Entries from a dataset:
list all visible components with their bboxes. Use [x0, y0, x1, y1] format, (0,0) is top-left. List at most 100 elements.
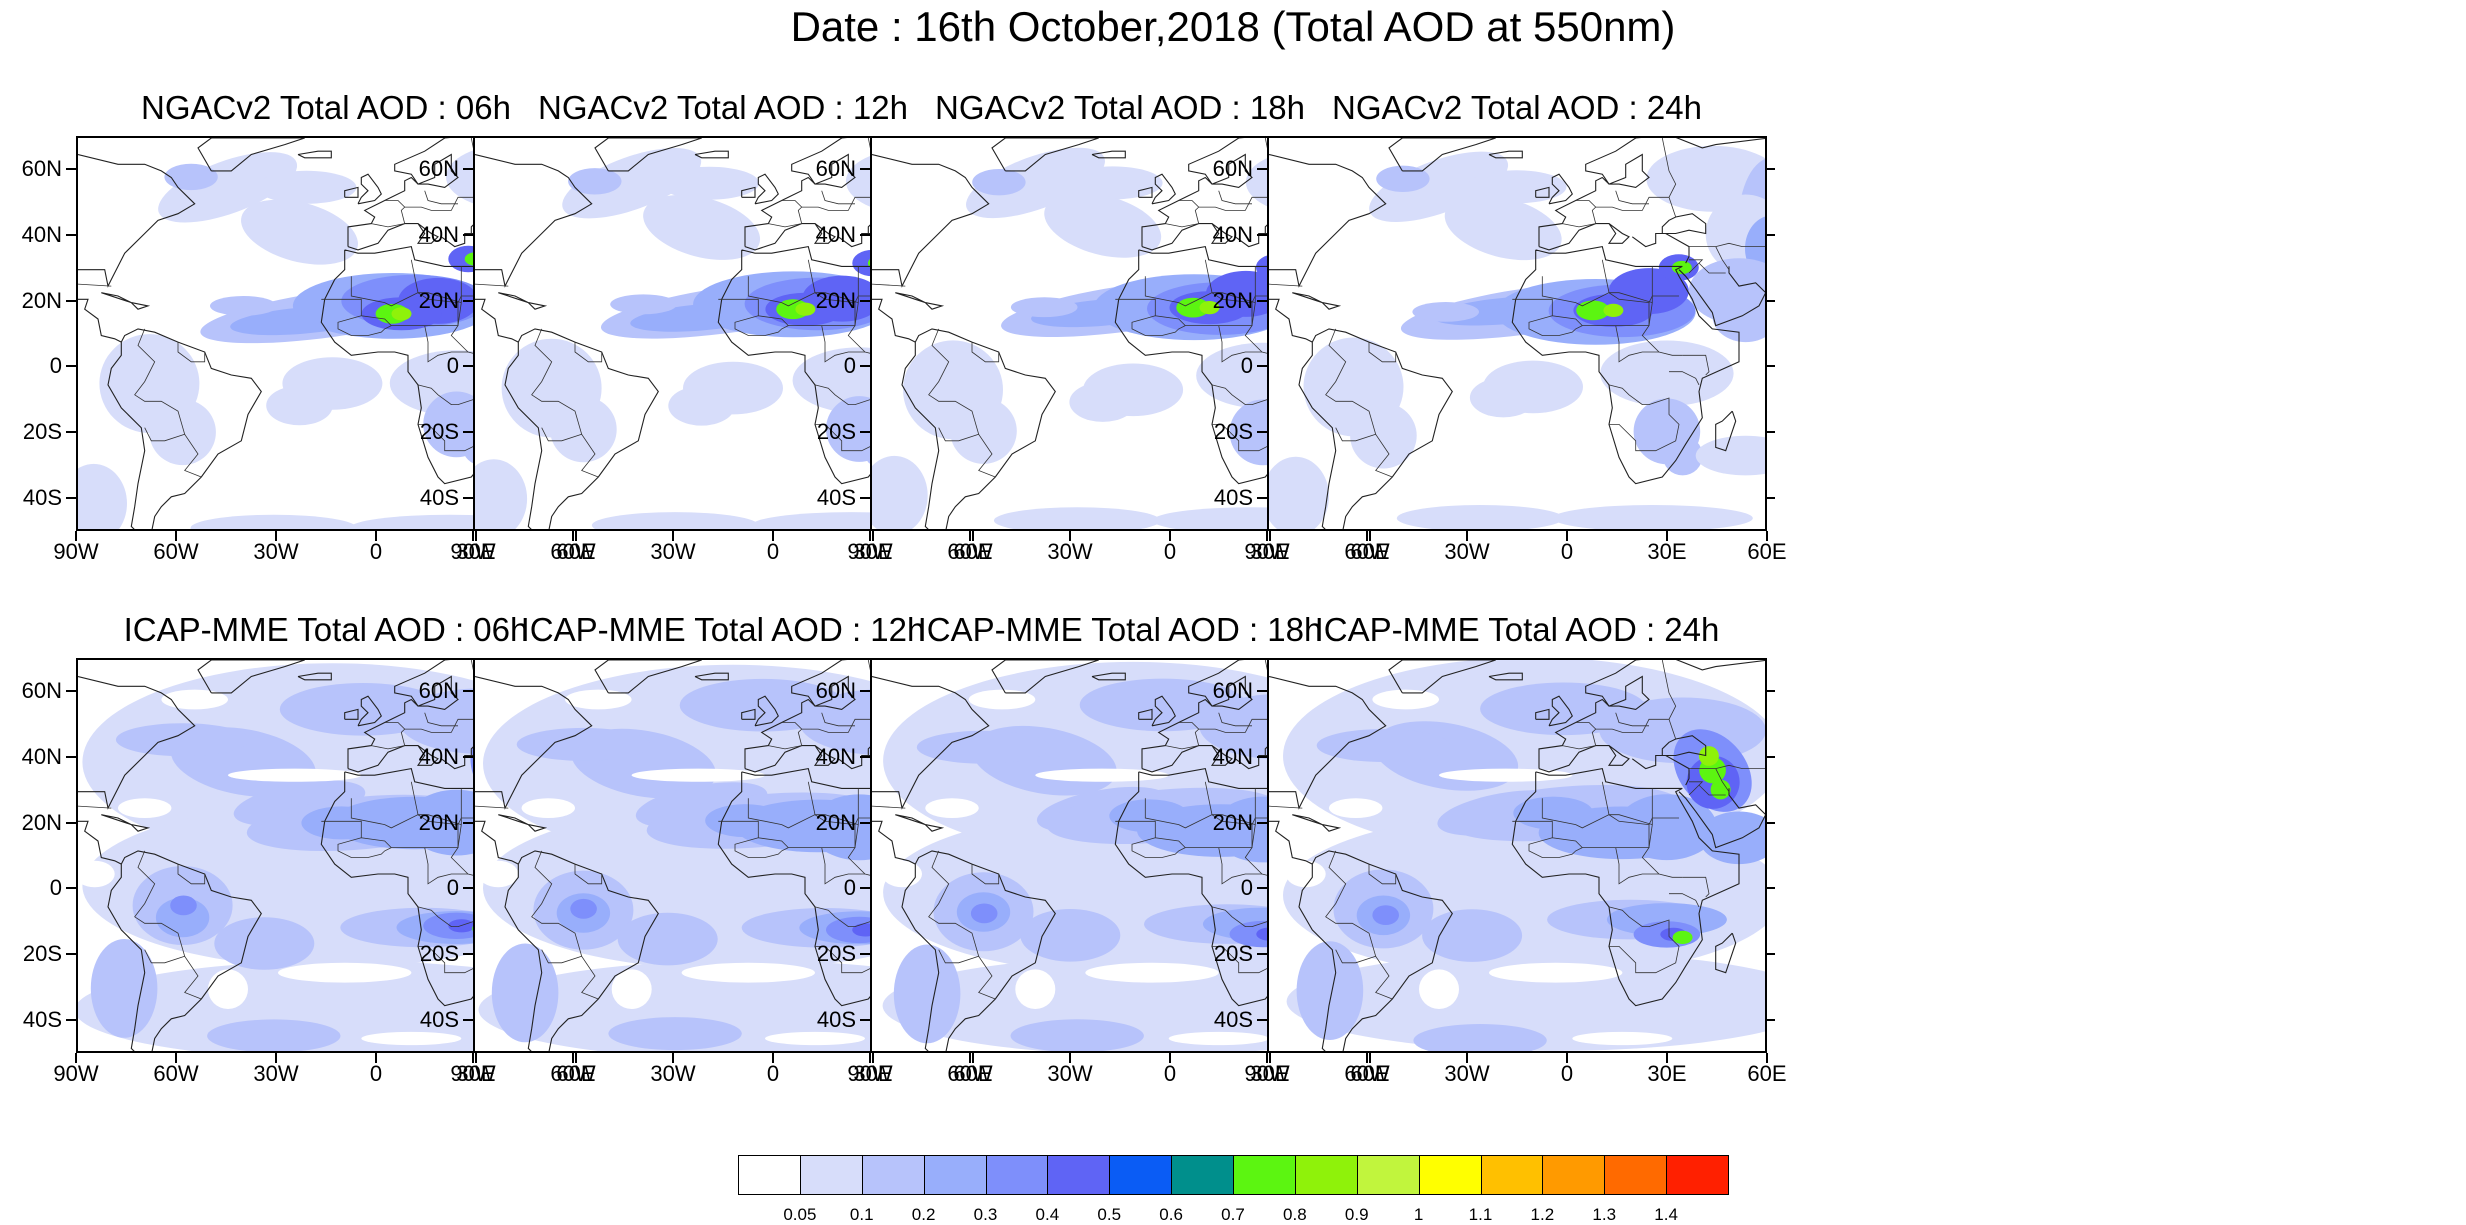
country-border — [807, 259, 856, 303]
y-tick-label: 40N — [815, 743, 856, 769]
country-border — [1682, 876, 1710, 898]
x-tick-label: 0 — [1163, 539, 1177, 564]
country-border — [1541, 276, 1653, 307]
x-tick-mark — [772, 531, 774, 541]
country-border — [1512, 817, 1679, 848]
country-border — [1144, 276, 1256, 307]
y-tick-mark — [66, 953, 78, 956]
x-tick-label: 30W — [1444, 539, 1490, 564]
x-tick-mark — [972, 1053, 974, 1063]
x-tick-mark — [472, 1053, 474, 1063]
coastline — [895, 292, 926, 304]
aod-plume — [1422, 909, 1523, 962]
y-tick-mark — [463, 431, 475, 434]
x-tick-label: 30E — [456, 1061, 496, 1086]
aod-plume — [1286, 952, 1765, 1051]
coastline — [744, 138, 971, 247]
y-tick-mark — [463, 953, 475, 956]
x-tick-mark — [1169, 1053, 1171, 1063]
y-tick-mark — [66, 167, 78, 170]
country-border — [1698, 262, 1726, 274]
clean-air-patch — [478, 860, 519, 888]
y-tick-mark — [1767, 365, 1775, 368]
y-tick-label: 20S — [816, 941, 856, 967]
clean-air-patch — [925, 798, 979, 818]
aod-plume — [882, 956, 1368, 1051]
x-tick-label: 30E — [853, 1061, 893, 1086]
country-border — [1325, 328, 1393, 478]
x-tick-label: 30W — [650, 1061, 696, 1086]
country-border — [1368, 342, 1397, 363]
x-tick-mark — [75, 531, 77, 541]
x-tick-mark — [1566, 531, 1568, 541]
coastline — [872, 820, 1056, 1051]
aod-plume — [1010, 297, 1078, 318]
country-border — [350, 798, 462, 829]
x-tick-mark — [672, 531, 674, 541]
y-tick-mark — [1767, 689, 1775, 692]
coastline — [1269, 298, 1453, 529]
x-tick-label: 90W — [53, 1061, 99, 1086]
y-tick-mark — [463, 689, 475, 692]
country-border — [177, 864, 206, 885]
y-tick-mark — [1767, 755, 1775, 758]
y-tick-label: 20N — [815, 809, 856, 835]
country-border — [1325, 850, 1393, 1000]
aod-plume — [570, 898, 597, 919]
colorbar-label: 0.1 — [849, 1205, 874, 1224]
coastline — [344, 708, 359, 720]
coastline — [527, 824, 548, 832]
y-tick-mark — [463, 365, 475, 368]
colorbar-label: 0.6 — [1159, 1205, 1183, 1224]
aod-plume — [190, 514, 358, 529]
y-tick-mark — [1767, 299, 1775, 302]
aod-plume — [1350, 402, 1417, 469]
y-tick-label: 40N — [21, 743, 62, 769]
aod-plume — [1396, 505, 1564, 529]
aod-plume — [1069, 382, 1136, 422]
y-tick-label: 60N — [1212, 677, 1253, 703]
country-border — [1165, 200, 1200, 228]
country-border — [1615, 712, 1649, 727]
clean-air-patch — [278, 962, 412, 983]
country-borders — [1269, 660, 1765, 1000]
x-tick-label: 90W — [1244, 1061, 1290, 1086]
x-tick-mark — [75, 1053, 77, 1063]
country-border — [747, 798, 859, 829]
x-tick-label: 30E — [456, 539, 496, 564]
country-border — [1165, 722, 1200, 750]
country-border — [410, 259, 459, 303]
y-tick-mark — [66, 233, 78, 236]
y-tick-mark — [463, 1019, 475, 1022]
x-tick-label: 30W — [1047, 539, 1093, 564]
x-tick-mark — [972, 531, 974, 541]
country-border — [1269, 283, 1303, 287]
aod-plume — [301, 806, 382, 840]
aod-colorbar: 0.05 0.1 0.2 0.3 0.4 0.5 0.6 0.7 0.8 0.9 1 1.1 1.2 1.… — [738, 1155, 1729, 1224]
y-tick-mark — [1767, 953, 1775, 956]
colorbar-swatch — [1418, 1155, 1482, 1195]
aod-plume — [972, 169, 1026, 196]
x-tick-label: 60W — [550, 539, 596, 564]
country-border — [938, 427, 979, 442]
y-tick-mark — [1257, 1019, 1269, 1022]
coastline — [475, 675, 593, 810]
colorbar-swatch — [861, 1155, 925, 1195]
y-tick-label: 60N — [815, 155, 856, 181]
coastline — [741, 708, 756, 720]
y-tick-label: 0 — [49, 353, 62, 379]
coastline — [1292, 814, 1323, 826]
coastline — [1388, 660, 1496, 694]
country-border — [78, 805, 112, 809]
y-tick-mark — [463, 755, 475, 758]
y-tick-label: 20N — [418, 287, 459, 313]
y-tick-mark — [1257, 233, 1269, 236]
clean-air-patch — [631, 768, 765, 782]
aod-plume — [207, 1019, 341, 1051]
country-border — [1698, 784, 1726, 796]
y-tick-label: 0 — [446, 353, 459, 379]
clean-air-patch — [1285, 860, 1326, 888]
country-border — [1512, 295, 1679, 326]
coastline — [991, 660, 1099, 694]
coastline — [872, 675, 990, 810]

* GIVEN EXERCISE
Copy out the rows between the line holding "country-border — [807, 259, 856, 303]" and the line holding "country-border — [1144, 276, 1256, 307]", inclusive, without changing anything.

* COMPLETED TASK
country-border — [807, 259, 856, 303]
y-tick-label: 40N — [815, 743, 856, 769]
country-border — [1682, 876, 1710, 898]
x-tick-label: 0 — [1163, 539, 1177, 564]
country-border — [1541, 276, 1653, 307]
x-tick-mark — [772, 531, 774, 541]
country-border — [1512, 817, 1679, 848]
country-border — [1144, 276, 1256, 307]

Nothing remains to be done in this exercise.